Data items

◇ ◇ ◇ ◇

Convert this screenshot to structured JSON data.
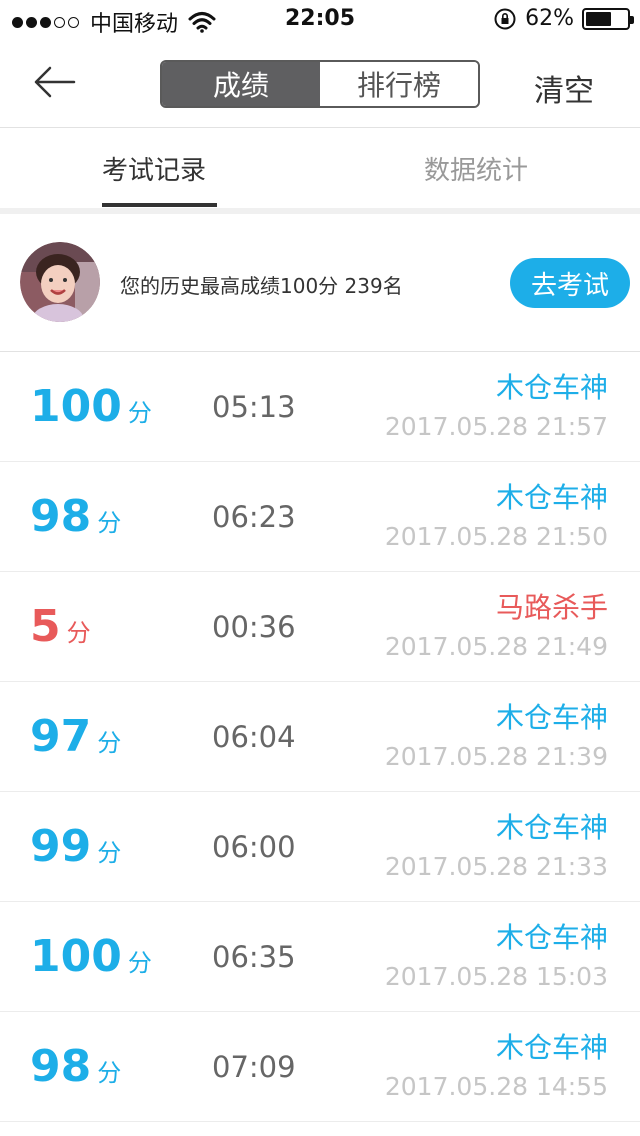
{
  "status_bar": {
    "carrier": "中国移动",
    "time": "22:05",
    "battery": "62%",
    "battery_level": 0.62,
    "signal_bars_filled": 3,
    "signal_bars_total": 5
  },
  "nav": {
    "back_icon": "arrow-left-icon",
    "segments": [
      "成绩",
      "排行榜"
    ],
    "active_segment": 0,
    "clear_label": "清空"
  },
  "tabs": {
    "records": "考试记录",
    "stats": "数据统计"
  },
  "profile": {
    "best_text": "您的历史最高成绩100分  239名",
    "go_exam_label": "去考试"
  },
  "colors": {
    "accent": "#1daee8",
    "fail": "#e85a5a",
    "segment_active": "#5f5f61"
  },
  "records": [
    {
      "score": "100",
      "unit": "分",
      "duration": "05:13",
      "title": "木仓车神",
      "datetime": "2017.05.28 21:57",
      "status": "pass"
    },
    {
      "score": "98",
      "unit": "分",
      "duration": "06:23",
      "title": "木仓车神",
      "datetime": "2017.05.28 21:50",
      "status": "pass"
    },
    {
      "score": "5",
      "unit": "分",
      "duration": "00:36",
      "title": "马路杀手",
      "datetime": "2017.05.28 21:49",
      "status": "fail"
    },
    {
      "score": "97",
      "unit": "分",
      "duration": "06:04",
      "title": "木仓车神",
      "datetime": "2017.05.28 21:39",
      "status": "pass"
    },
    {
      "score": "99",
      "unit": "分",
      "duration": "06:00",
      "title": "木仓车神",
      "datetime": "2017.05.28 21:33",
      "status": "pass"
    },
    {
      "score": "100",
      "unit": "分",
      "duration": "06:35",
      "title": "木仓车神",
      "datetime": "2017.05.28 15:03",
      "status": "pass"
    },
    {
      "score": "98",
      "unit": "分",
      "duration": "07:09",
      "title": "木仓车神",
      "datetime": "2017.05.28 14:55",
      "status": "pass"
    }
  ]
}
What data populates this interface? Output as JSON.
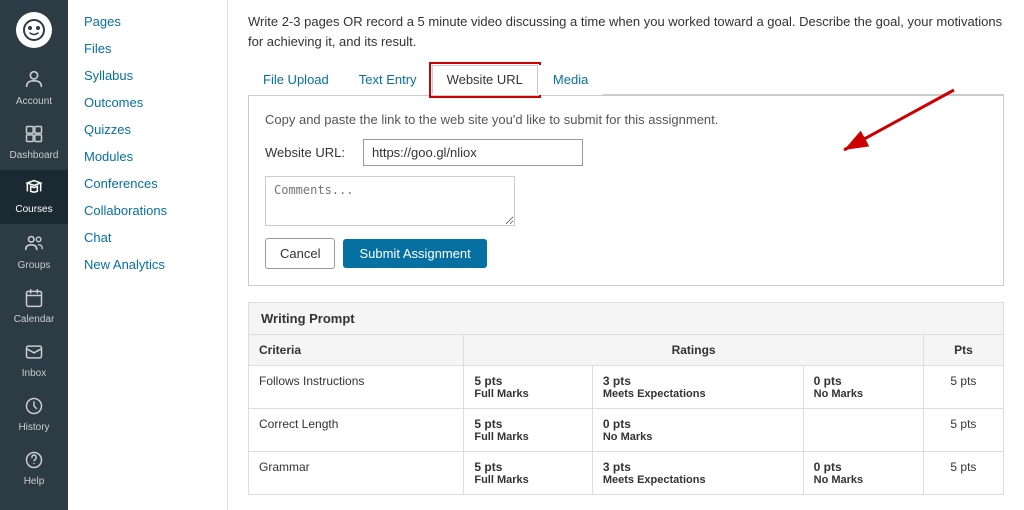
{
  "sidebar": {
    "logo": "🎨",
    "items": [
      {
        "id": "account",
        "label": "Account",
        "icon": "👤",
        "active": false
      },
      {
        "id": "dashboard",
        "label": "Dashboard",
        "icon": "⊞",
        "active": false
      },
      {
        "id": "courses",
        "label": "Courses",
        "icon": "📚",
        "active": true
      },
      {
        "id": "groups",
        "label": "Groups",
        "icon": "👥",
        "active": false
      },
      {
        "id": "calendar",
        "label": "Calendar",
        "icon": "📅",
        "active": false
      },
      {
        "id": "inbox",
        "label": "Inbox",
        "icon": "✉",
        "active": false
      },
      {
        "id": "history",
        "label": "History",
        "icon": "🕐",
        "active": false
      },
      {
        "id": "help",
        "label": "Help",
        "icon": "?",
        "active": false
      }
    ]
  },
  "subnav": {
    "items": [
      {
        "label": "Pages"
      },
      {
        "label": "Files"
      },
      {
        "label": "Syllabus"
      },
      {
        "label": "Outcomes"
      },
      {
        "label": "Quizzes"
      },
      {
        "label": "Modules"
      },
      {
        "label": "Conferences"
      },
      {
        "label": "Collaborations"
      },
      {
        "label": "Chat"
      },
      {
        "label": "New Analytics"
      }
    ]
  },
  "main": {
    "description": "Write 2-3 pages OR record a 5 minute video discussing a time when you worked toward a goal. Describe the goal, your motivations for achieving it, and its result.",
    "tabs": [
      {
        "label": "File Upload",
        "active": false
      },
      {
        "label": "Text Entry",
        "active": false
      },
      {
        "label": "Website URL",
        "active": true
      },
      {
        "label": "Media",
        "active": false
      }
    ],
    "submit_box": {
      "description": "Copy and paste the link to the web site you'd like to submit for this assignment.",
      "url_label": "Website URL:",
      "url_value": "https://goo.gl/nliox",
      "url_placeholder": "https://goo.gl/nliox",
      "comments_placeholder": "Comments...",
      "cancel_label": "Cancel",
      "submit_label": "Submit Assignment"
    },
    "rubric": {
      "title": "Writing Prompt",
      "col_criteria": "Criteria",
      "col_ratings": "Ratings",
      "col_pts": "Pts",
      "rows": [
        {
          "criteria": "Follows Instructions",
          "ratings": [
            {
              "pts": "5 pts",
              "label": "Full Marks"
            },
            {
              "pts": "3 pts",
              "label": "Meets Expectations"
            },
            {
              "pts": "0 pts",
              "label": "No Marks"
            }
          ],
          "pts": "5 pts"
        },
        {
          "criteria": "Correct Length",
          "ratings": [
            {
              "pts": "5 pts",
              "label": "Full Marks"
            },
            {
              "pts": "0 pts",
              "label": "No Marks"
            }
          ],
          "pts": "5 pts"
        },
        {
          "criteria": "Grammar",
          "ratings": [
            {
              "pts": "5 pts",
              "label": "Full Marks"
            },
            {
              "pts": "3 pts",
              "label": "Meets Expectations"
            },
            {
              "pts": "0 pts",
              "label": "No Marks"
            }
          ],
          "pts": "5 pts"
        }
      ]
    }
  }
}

◇ ◇ ◇ ◇

• Prompt
Go through the data and count each line that has the word "score", then give the total alone.

• Exercise result
7